• _TASK INSTRUCTIONS_
Please give the count of lines holding the string "insheart" and nothing besides.

— Start of INFORMATION SUPPLIED —

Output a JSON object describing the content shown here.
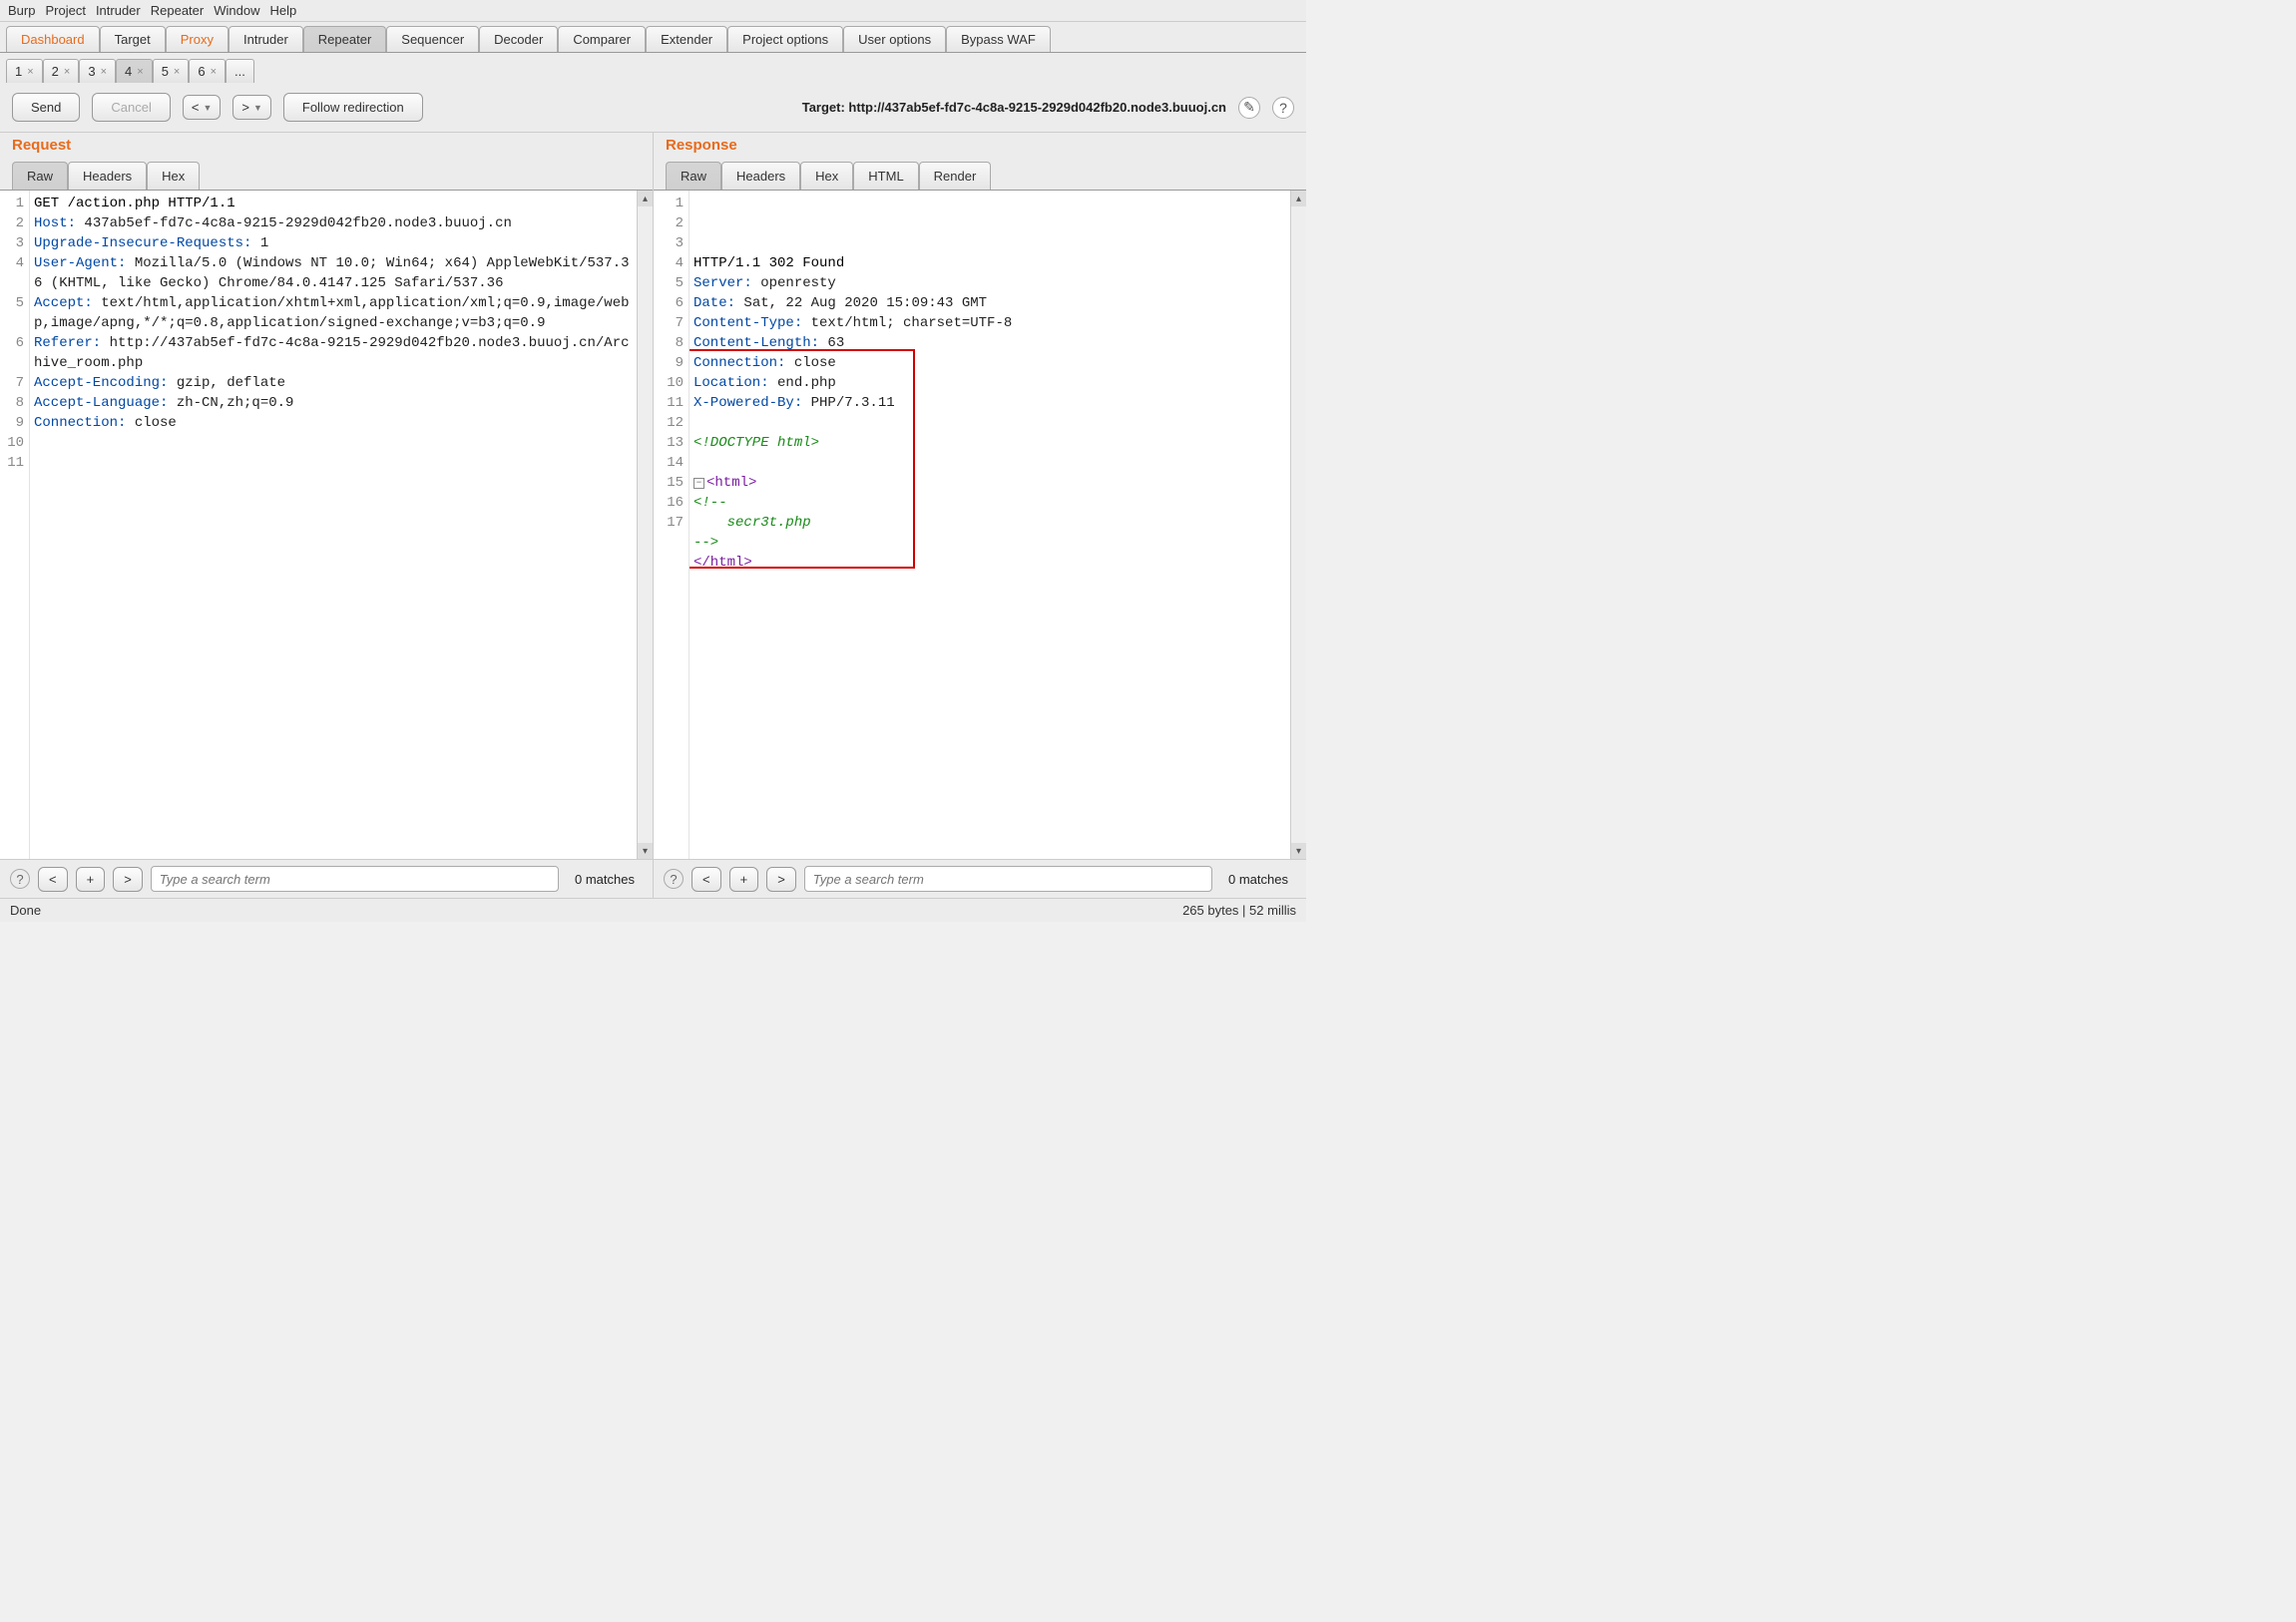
{
  "menu": [
    "Burp",
    "Project",
    "Intruder",
    "Repeater",
    "Window",
    "Help"
  ],
  "main_tabs": [
    {
      "label": "Dashboard",
      "orange": true
    },
    {
      "label": "Target"
    },
    {
      "label": "Proxy",
      "orange": true
    },
    {
      "label": "Intruder"
    },
    {
      "label": "Repeater",
      "active": true
    },
    {
      "label": "Sequencer"
    },
    {
      "label": "Decoder"
    },
    {
      "label": "Comparer"
    },
    {
      "label": "Extender"
    },
    {
      "label": "Project options"
    },
    {
      "label": "User options"
    },
    {
      "label": "Bypass WAF"
    }
  ],
  "sub_tabs": [
    {
      "n": "1"
    },
    {
      "n": "2"
    },
    {
      "n": "3"
    },
    {
      "n": "4",
      "active": true
    },
    {
      "n": "5"
    },
    {
      "n": "6"
    },
    {
      "n": "...",
      "ellipsis": true
    }
  ],
  "buttons": {
    "send": "Send",
    "cancel": "Cancel",
    "follow": "Follow redirection"
  },
  "target_label": "Target: http://437ab5ef-fd7c-4c8a-9215-2929d042fb20.node3.buuoj.cn",
  "request": {
    "title": "Request",
    "tabs": [
      "Raw",
      "Headers",
      "Hex"
    ],
    "lines": [
      {
        "n": "1",
        "parts": [
          {
            "c": "first",
            "t": "GET /action.php HTTP/1.1"
          }
        ]
      },
      {
        "n": "2",
        "parts": [
          {
            "c": "hdr",
            "t": "Host:"
          },
          {
            "c": "txt",
            "t": " 437ab5ef-fd7c-4c8a-9215-2929d042fb20.node3.buuoj.cn"
          }
        ]
      },
      {
        "n": "3",
        "parts": [
          {
            "c": "hdr",
            "t": "Upgrade-Insecure-Requests:"
          },
          {
            "c": "txt",
            "t": " 1"
          }
        ]
      },
      {
        "n": "4",
        "parts": [
          {
            "c": "hdr",
            "t": "User-Agent:"
          },
          {
            "c": "txt",
            "t": " Mozilla/5.0 (Windows NT 10.0; Win64; x64) AppleWebKit/537.36 (KHTML, like Gecko) Chrome/84.0.4147.125 Safari/537.36"
          }
        ]
      },
      {
        "n": "5",
        "parts": [
          {
            "c": "hdr",
            "t": "Accept:"
          },
          {
            "c": "txt",
            "t": " text/html,application/xhtml+xml,application/xml;q=0.9,image/webp,image/apng,*/*;q=0.8,application/signed-exchange;v=b3;q=0.9"
          }
        ]
      },
      {
        "n": "6",
        "parts": [
          {
            "c": "hdr",
            "t": "Referer:"
          },
          {
            "c": "txt",
            "t": " http://437ab5ef-fd7c-4c8a-9215-2929d042fb20.node3.buuoj.cn/Archive_room.php"
          }
        ]
      },
      {
        "n": "7",
        "parts": [
          {
            "c": "hdr",
            "t": "Accept-Encoding:"
          },
          {
            "c": "txt",
            "t": " gzip, deflate"
          }
        ]
      },
      {
        "n": "8",
        "parts": [
          {
            "c": "hdr",
            "t": "Accept-Language:"
          },
          {
            "c": "txt",
            "t": " zh-CN,zh;q=0.9"
          }
        ]
      },
      {
        "n": "9",
        "parts": [
          {
            "c": "hdr",
            "t": "Connection:"
          },
          {
            "c": "txt",
            "t": " close"
          }
        ]
      },
      {
        "n": "10",
        "parts": []
      },
      {
        "n": "11",
        "parts": []
      }
    ],
    "search_placeholder": "Type a search term",
    "matches": "0 matches"
  },
  "response": {
    "title": "Response",
    "tabs": [
      "Raw",
      "Headers",
      "Hex",
      "HTML",
      "Render"
    ],
    "lines": [
      {
        "n": "1",
        "parts": [
          {
            "c": "first",
            "t": "HTTP/1.1 302 Found"
          }
        ]
      },
      {
        "n": "2",
        "parts": [
          {
            "c": "hdr",
            "t": "Server:"
          },
          {
            "c": "txt",
            "t": " openresty"
          }
        ]
      },
      {
        "n": "3",
        "parts": [
          {
            "c": "hdr",
            "t": "Date:"
          },
          {
            "c": "txt",
            "t": " Sat, 22 Aug 2020 15:09:43 GMT"
          }
        ]
      },
      {
        "n": "4",
        "parts": [
          {
            "c": "hdr",
            "t": "Content-Type:"
          },
          {
            "c": "txt",
            "t": " text/html; charset=UTF-8"
          }
        ]
      },
      {
        "n": "5",
        "parts": [
          {
            "c": "hdr",
            "t": "Content-Length:"
          },
          {
            "c": "txt",
            "t": " 63"
          }
        ]
      },
      {
        "n": "6",
        "parts": [
          {
            "c": "hdr",
            "t": "Connection:"
          },
          {
            "c": "txt",
            "t": " close"
          }
        ]
      },
      {
        "n": "7",
        "parts": [
          {
            "c": "hdr",
            "t": "Location:"
          },
          {
            "c": "txt",
            "t": " end.php"
          }
        ]
      },
      {
        "n": "8",
        "parts": [
          {
            "c": "hdr",
            "t": "X-Powered-By:"
          },
          {
            "c": "txt",
            "t": " PHP/7.3.11"
          }
        ]
      },
      {
        "n": "9",
        "parts": []
      },
      {
        "n": "10",
        "parts": [
          {
            "c": "cmt",
            "t": "<!DOCTYPE html>"
          }
        ]
      },
      {
        "n": "11",
        "parts": []
      },
      {
        "n": "12",
        "fold": true,
        "parts": [
          {
            "c": "tag",
            "t": "<html>"
          }
        ]
      },
      {
        "n": "13",
        "parts": [
          {
            "c": "cmt",
            "t": "<!--"
          }
        ]
      },
      {
        "n": "14",
        "parts": [
          {
            "c": "cmt",
            "t": "    secr3t.php"
          }
        ]
      },
      {
        "n": "15",
        "parts": [
          {
            "c": "cmt",
            "t": "-->"
          }
        ]
      },
      {
        "n": "16",
        "parts": [
          {
            "c": "tag",
            "t": "</html>"
          }
        ]
      },
      {
        "n": "17",
        "parts": []
      }
    ],
    "search_placeholder": "Type a search term",
    "matches": "0 matches"
  },
  "status_left": "Done",
  "status_right": "265 bytes | 52 millis"
}
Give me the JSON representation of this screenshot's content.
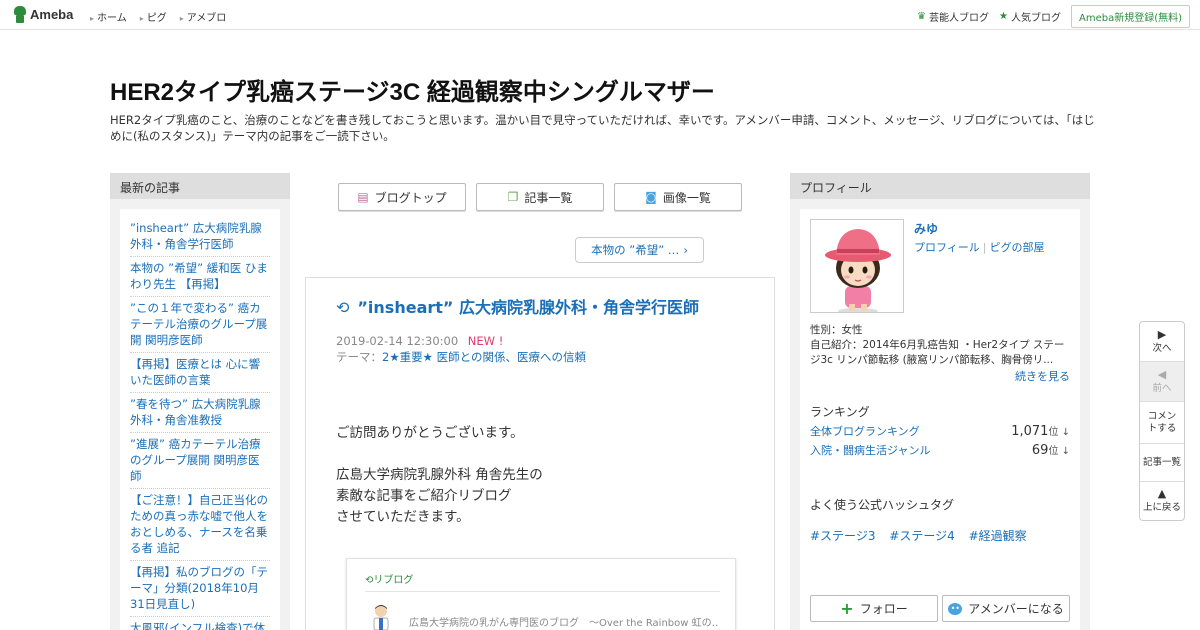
{
  "topbar": {
    "logo": "Ameba",
    "nav": [
      "ホーム",
      "ピグ",
      "アメブロ"
    ],
    "celebrity_blog": "芸能人ブログ",
    "popular_blog": "人気ブログ",
    "register": "Ameba新規登録(無料)"
  },
  "header": {
    "title": "HER2タイプ乳癌ステージ3C 経過観察中シングルマザー",
    "description": "HER2タイプ乳癌のこと、治療のことなどを書き残しておこうと思います。温かい目で見守っていただければ、幸いです。アメンバー申請、コメント、メッセージ、リブログについては、「はじめに(私のスタンス)」テーマ内の記事をご一読下さい。"
  },
  "recent": {
    "heading": "最新の記事",
    "items": [
      "”insheart” 広大病院乳腺外科・角舎学行医師",
      "本物の ”希望” 緩和医 ひまわり先生 【再掲】",
      "”この１年で変わる” 癌カテーテル治療のグループ展開 関明彦医師",
      "【再掲】医療とは 心に響いた医師の言葉",
      "”春を待つ” 広大病院乳腺外科・角舎准教授",
      "”進展” 癌カテーテル治療のグループ展開 関明彦医師",
      "【ご注意！】自己正当化のための真っ赤な嘘で他人をおとしめる、ナースを名乗る者 追記",
      "【再掲】私のブログの「テーマ」分類(2018年10月31日見直し)",
      "大風邪(インフル検査)で休"
    ]
  },
  "center": {
    "btn_top": "ブログトップ",
    "btn_list": "記事一覧",
    "btn_images": "画像一覧",
    "next_link": "本物の ”希望” …",
    "article": {
      "title": "”insheart” 広大病院乳腺外科・角舎学行医師",
      "date": "2019-02-14 12:30:00",
      "new_badge": "NEW !",
      "theme_label": "テーマ：",
      "theme": "2★重要★ 医師との関係、医療への信頼",
      "body": [
        "ご訪問ありがとうございます。",
        "広島大学病院乳腺外科 角舎先生の",
        "素敵な記事をご紹介リブログ",
        "させていただきます。"
      ],
      "reblog_label": "リブログ",
      "reblog_source": "広島大学病院の乳がん専門医のブログ　～Over the Rainbow 虹の…"
    }
  },
  "profile": {
    "heading": "プロフィール",
    "name": "みゆ",
    "link_profile": "プロフィール",
    "link_pigg": "ピグの部屋",
    "gender": "性別：女性",
    "intro": "自己紹介：2014年6月乳癌告知 ・Her2タイプ ステージ3c リンパ節転移 (腋窩リンパ節転移、胸骨傍リ...",
    "more": "続きを見る",
    "ranking_heading": "ランキング",
    "ranking": [
      {
        "label": "全体ブログランキング",
        "value": "1,071",
        "unit": "位 ↓"
      },
      {
        "label": "入院・闘病生活ジャンル",
        "value": "69",
        "unit": "位 ↓"
      }
    ],
    "tags_heading": "よく使う公式ハッシュタグ",
    "tags": [
      "#ステージ3",
      "#ステージ4",
      "#経過観察"
    ],
    "follow": "フォロー",
    "member": "アメンバーになる"
  },
  "sidenav": {
    "next": "次へ",
    "prev": "前へ",
    "comment": "コメントする",
    "list": "記事一覧",
    "top": "上に戻る"
  },
  "colors": {
    "brand_green": "#2d8c3c",
    "link_blue": "#1a6fb8",
    "new_pink": "#e8386d"
  }
}
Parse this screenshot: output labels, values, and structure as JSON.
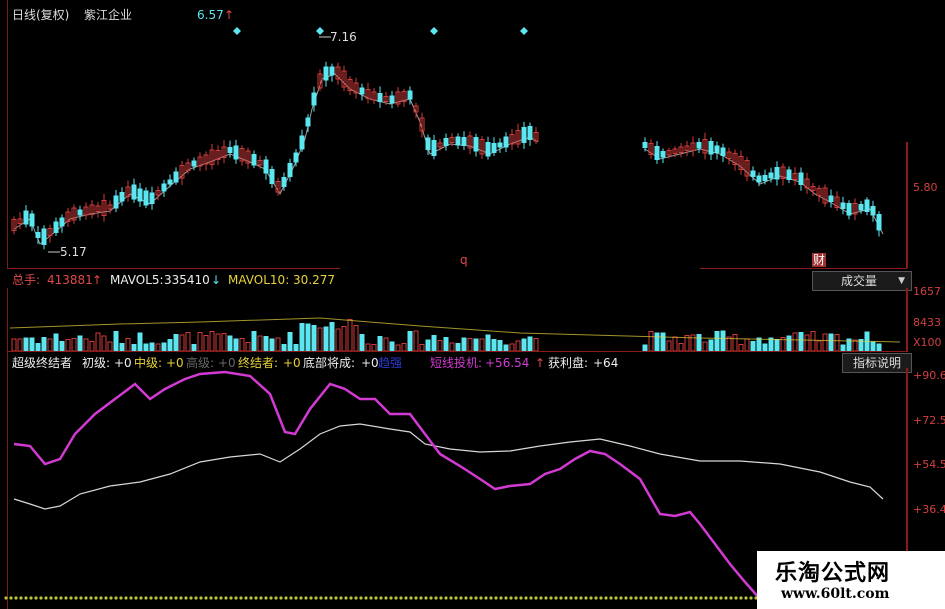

— End of INFORMATION SUPPLIED —

• _CORRECT RESULT_
2